──────── Listed entries ────────

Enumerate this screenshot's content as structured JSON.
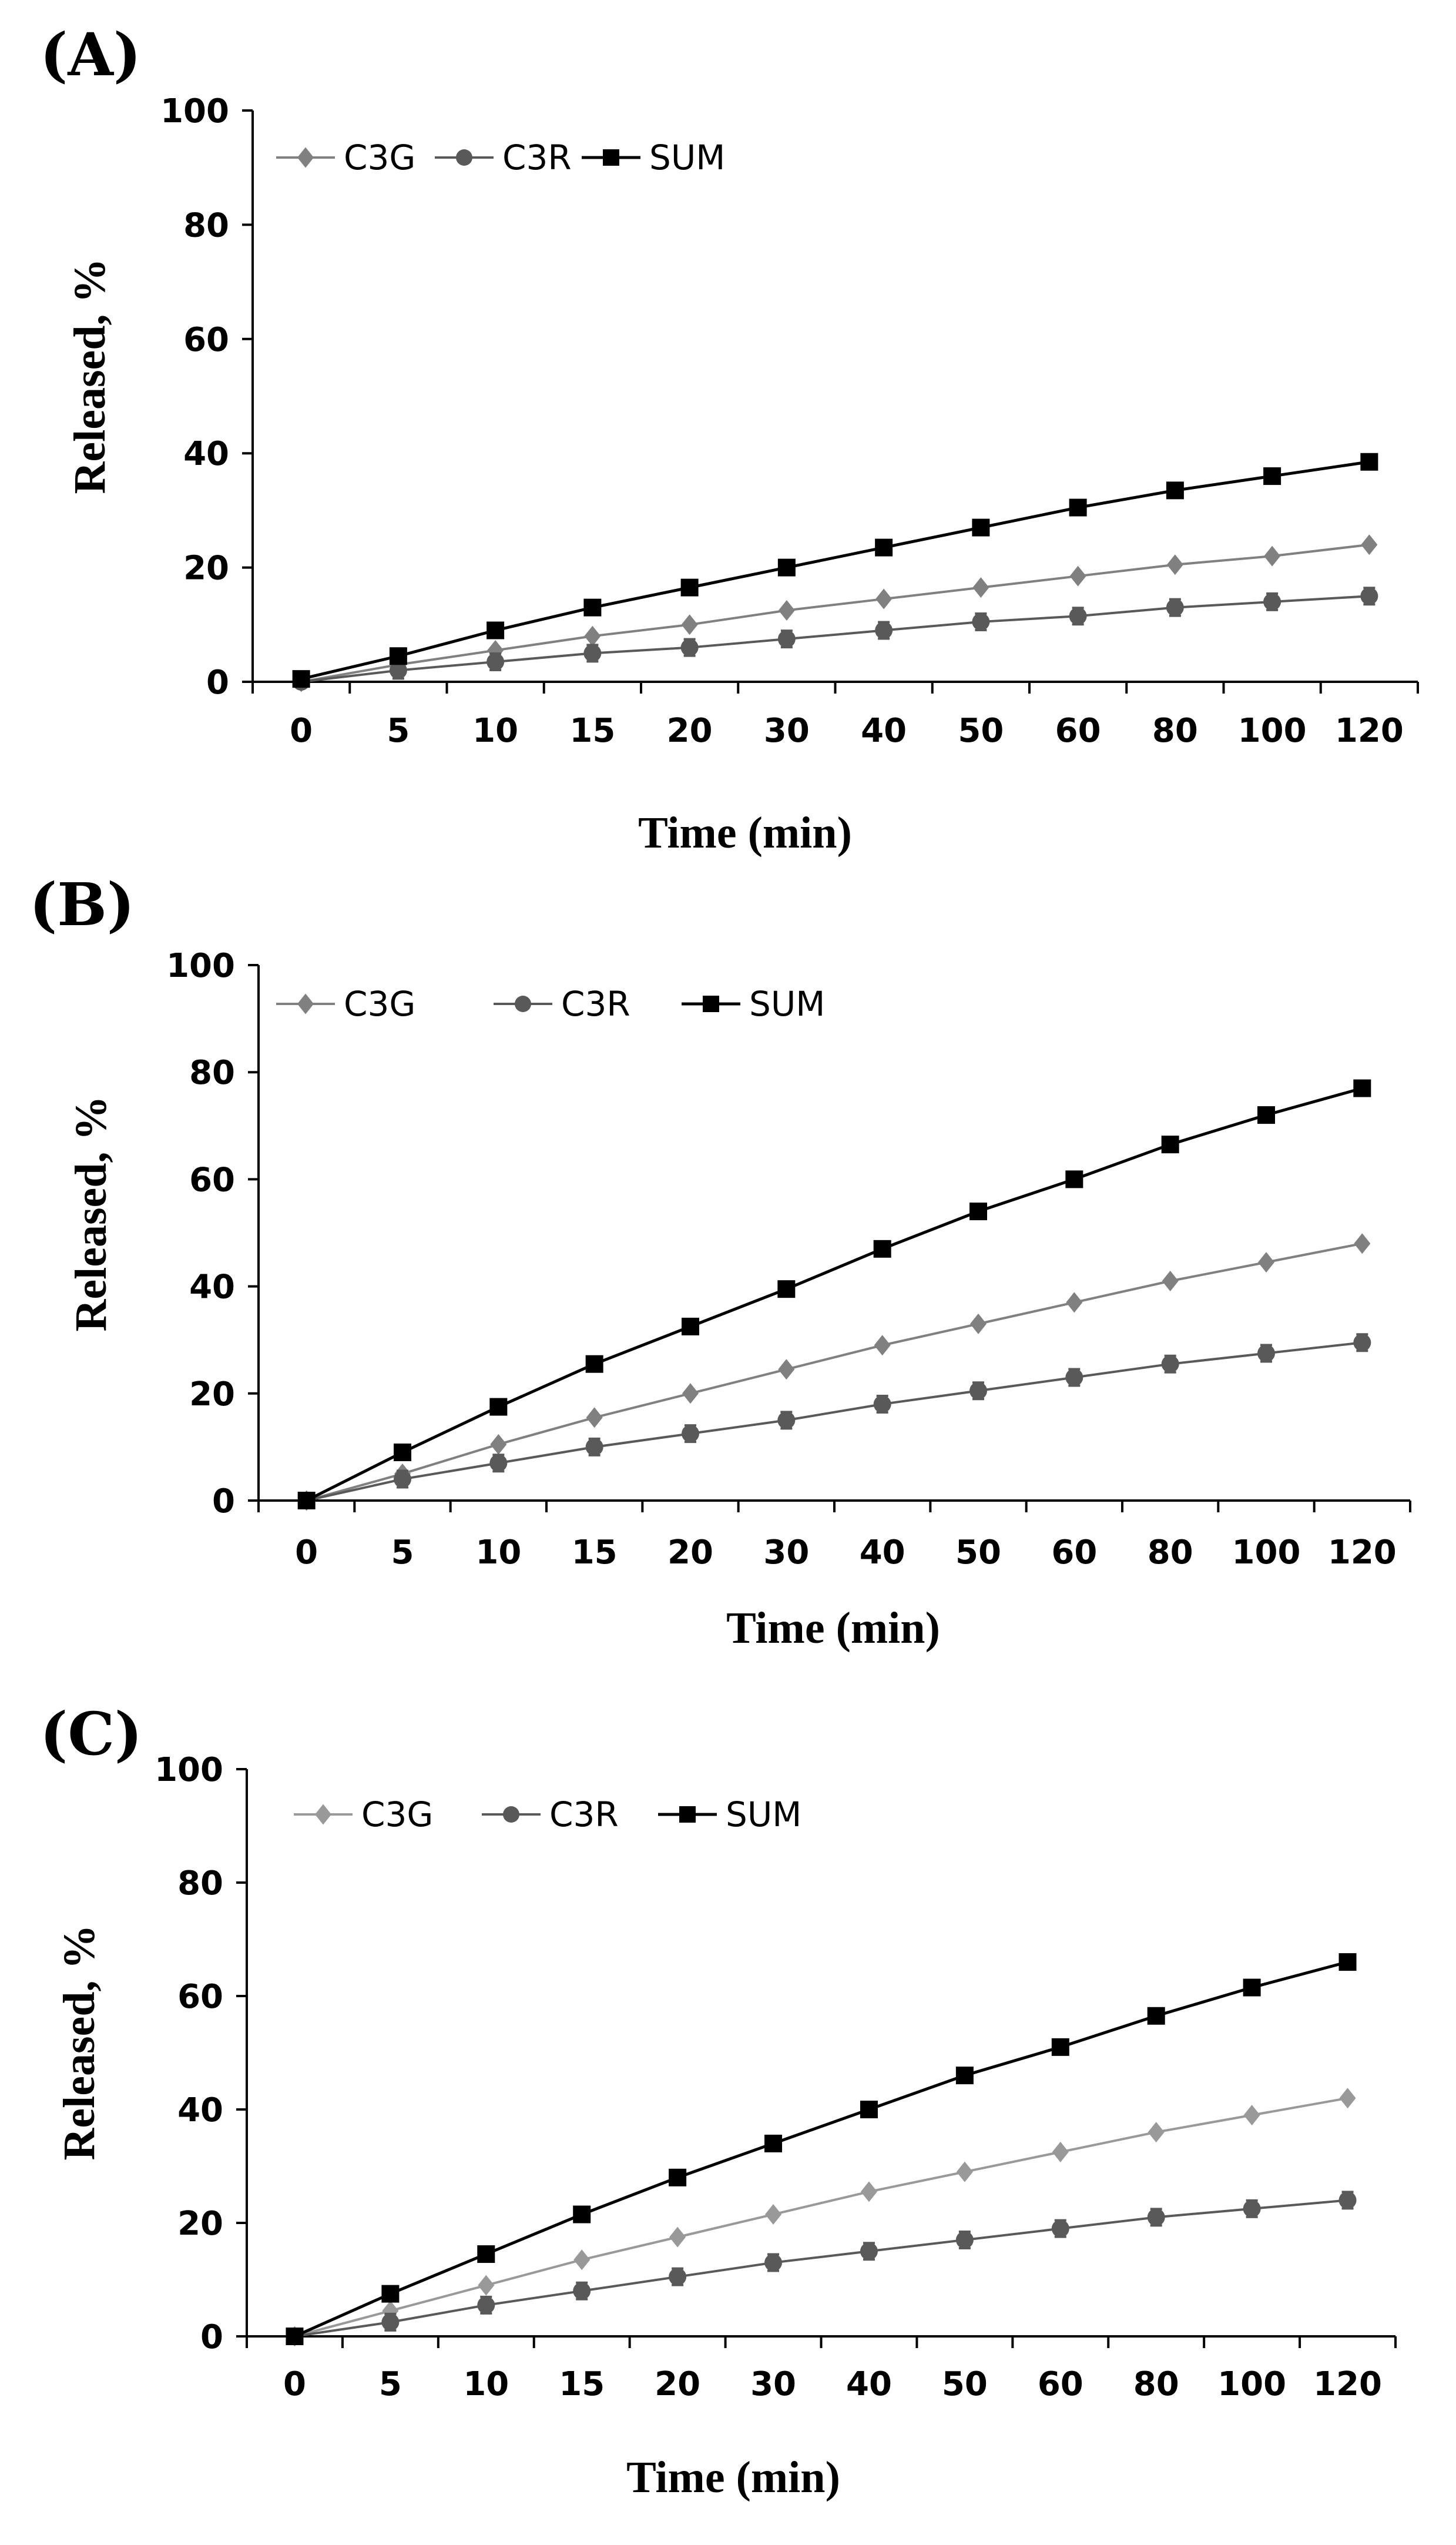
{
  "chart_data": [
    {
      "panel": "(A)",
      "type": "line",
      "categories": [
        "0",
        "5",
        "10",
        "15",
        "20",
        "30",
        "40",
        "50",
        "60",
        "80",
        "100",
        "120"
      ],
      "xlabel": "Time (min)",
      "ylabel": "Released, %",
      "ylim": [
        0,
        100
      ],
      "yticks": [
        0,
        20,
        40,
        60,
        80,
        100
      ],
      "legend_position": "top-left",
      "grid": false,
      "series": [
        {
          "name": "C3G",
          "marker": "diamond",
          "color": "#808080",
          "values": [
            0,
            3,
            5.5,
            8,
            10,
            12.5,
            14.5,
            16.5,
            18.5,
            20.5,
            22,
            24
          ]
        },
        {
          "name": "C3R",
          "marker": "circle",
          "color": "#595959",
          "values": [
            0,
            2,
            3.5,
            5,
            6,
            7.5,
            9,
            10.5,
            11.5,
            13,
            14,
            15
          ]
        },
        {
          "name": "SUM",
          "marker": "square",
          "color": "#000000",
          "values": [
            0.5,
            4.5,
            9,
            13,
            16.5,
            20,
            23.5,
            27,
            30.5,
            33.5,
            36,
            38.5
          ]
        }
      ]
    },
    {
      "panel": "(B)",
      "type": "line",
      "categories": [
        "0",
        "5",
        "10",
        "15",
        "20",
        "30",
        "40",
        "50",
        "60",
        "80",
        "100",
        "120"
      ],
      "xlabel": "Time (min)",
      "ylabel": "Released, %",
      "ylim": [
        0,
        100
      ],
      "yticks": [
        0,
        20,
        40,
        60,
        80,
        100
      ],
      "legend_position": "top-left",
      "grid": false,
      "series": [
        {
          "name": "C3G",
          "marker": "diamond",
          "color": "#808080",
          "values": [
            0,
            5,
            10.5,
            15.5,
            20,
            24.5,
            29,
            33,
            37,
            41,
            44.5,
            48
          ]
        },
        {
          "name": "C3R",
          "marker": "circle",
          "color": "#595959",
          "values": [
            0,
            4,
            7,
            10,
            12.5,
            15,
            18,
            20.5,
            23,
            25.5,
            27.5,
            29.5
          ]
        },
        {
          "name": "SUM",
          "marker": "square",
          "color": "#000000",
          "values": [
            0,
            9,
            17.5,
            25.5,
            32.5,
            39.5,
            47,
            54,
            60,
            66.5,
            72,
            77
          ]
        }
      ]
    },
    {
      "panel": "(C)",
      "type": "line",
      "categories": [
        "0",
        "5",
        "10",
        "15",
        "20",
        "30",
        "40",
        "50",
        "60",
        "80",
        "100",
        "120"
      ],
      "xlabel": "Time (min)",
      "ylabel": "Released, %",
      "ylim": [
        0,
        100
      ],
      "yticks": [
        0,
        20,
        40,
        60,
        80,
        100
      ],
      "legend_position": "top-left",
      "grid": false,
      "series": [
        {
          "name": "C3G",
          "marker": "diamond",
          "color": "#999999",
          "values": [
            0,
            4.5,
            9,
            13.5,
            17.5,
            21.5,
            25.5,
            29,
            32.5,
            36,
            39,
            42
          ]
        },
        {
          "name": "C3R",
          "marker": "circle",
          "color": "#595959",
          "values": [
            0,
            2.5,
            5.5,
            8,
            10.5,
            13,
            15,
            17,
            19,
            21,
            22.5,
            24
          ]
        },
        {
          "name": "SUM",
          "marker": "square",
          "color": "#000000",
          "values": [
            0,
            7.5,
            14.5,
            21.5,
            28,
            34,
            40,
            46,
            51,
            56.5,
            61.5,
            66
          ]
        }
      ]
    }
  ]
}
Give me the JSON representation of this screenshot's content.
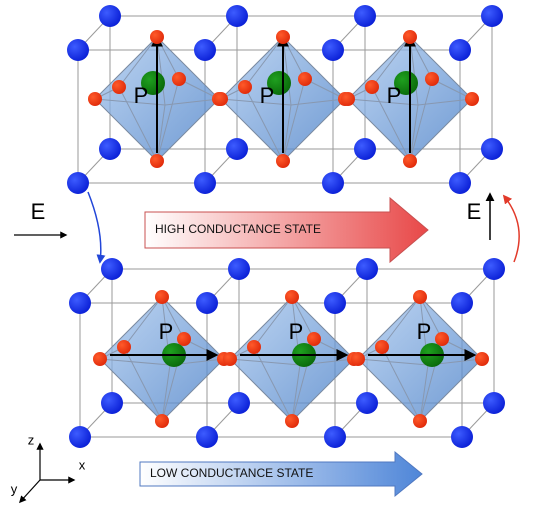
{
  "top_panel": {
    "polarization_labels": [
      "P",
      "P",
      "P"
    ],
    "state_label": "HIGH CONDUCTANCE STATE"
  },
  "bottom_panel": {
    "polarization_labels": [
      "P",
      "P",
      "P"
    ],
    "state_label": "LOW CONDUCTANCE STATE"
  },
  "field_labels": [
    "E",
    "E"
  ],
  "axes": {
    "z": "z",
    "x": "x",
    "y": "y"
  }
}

────────

Objective:
Pictures stay out; reproduce every line of the records exactly.

Solved problem:
Enumerate this screenshot's content as structured JSON.
{
  "chart_data": [
    {
      "panel": "(A)",
      "type": "line",
      "categories": [
        "0",
        "5",
        "10",
        "15",
        "20",
        "30",
        "40",
        "50",
        "60",
        "80",
        "100",
        "120"
      ],
      "xlabel": "Time (min)",
      "ylabel": "Released, %",
      "ylim": [
        0,
        100
      ],
      "yticks": [
        0,
        20,
        40,
        60,
        80,
        100
      ],
      "legend_position": "top-left",
      "grid": false,
      "series": [
        {
          "name": "C3G",
          "marker": "diamond",
          "color": "#808080",
          "values": [
            0,
            3,
            5.5,
            8,
            10,
            12.5,
            14.5,
            16.5,
            18.5,
            20.5,
            22,
            24
          ]
        },
        {
          "name": "C3R",
          "marker": "circle",
          "color": "#595959",
          "values": [
            0,
            2,
            3.5,
            5,
            6,
            7.5,
            9,
            10.5,
            11.5,
            13,
            14,
            15
          ]
        },
        {
          "name": "SUM",
          "marker": "square",
          "color": "#000000",
          "values": [
            0.5,
            4.5,
            9,
            13,
            16.5,
            20,
            23.5,
            27,
            30.5,
            33.5,
            36,
            38.5
          ]
        }
      ]
    },
    {
      "panel": "(B)",
      "type": "line",
      "categories": [
        "0",
        "5",
        "10",
        "15",
        "20",
        "30",
        "40",
        "50",
        "60",
        "80",
        "100",
        "120"
      ],
      "xlabel": "Time (min)",
      "ylabel": "Released, %",
      "ylim": [
        0,
        100
      ],
      "yticks": [
        0,
        20,
        40,
        60,
        80,
        100
      ],
      "legend_position": "top-left",
      "grid": false,
      "series": [
        {
          "name": "C3G",
          "marker": "diamond",
          "color": "#808080",
          "values": [
            0,
            5,
            10.5,
            15.5,
            20,
            24.5,
            29,
            33,
            37,
            41,
            44.5,
            48
          ]
        },
        {
          "name": "C3R",
          "marker": "circle",
          "color": "#595959",
          "values": [
            0,
            4,
            7,
            10,
            12.5,
            15,
            18,
            20.5,
            23,
            25.5,
            27.5,
            29.5
          ]
        },
        {
          "name": "SUM",
          "marker": "square",
          "color": "#000000",
          "values": [
            0,
            9,
            17.5,
            25.5,
            32.5,
            39.5,
            47,
            54,
            60,
            66.5,
            72,
            77
          ]
        }
      ]
    },
    {
      "panel": "(C)",
      "type": "line",
      "categories": [
        "0",
        "5",
        "10",
        "15",
        "20",
        "30",
        "40",
        "50",
        "60",
        "80",
        "100",
        "120"
      ],
      "xlabel": "Time (min)",
      "ylabel": "Released, %",
      "ylim": [
        0,
        100
      ],
      "yticks": [
        0,
        20,
        40,
        60,
        80,
        100
      ],
      "legend_position": "top-left",
      "grid": false,
      "series": [
        {
          "name": "C3G",
          "marker": "diamond",
          "color": "#999999",
          "values": [
            0,
            4.5,
            9,
            13.5,
            17.5,
            21.5,
            25.5,
            29,
            32.5,
            36,
            39,
            42
          ]
        },
        {
          "name": "C3R",
          "marker": "circle",
          "color": "#595959",
          "values": [
            0,
            2.5,
            5.5,
            8,
            10.5,
            13,
            15,
            17,
            19,
            21,
            22.5,
            24
          ]
        },
        {
          "name": "SUM",
          "marker": "square",
          "color": "#000000",
          "values": [
            0,
            7.5,
            14.5,
            21.5,
            28,
            34,
            40,
            46,
            51,
            56.5,
            61.5,
            66
          ]
        }
      ]
    }
  ]
}
Give me the JSON representation of this screenshot's content.
{
  "top_panel": {
    "polarization_labels": [
      "P",
      "P",
      "P"
    ],
    "state_label": "HIGH CONDUCTANCE STATE"
  },
  "bottom_panel": {
    "polarization_labels": [
      "P",
      "P",
      "P"
    ],
    "state_label": "LOW CONDUCTANCE STATE"
  },
  "field_labels": [
    "E",
    "E"
  ],
  "axes": {
    "z": "z",
    "x": "x",
    "y": "y"
  }
}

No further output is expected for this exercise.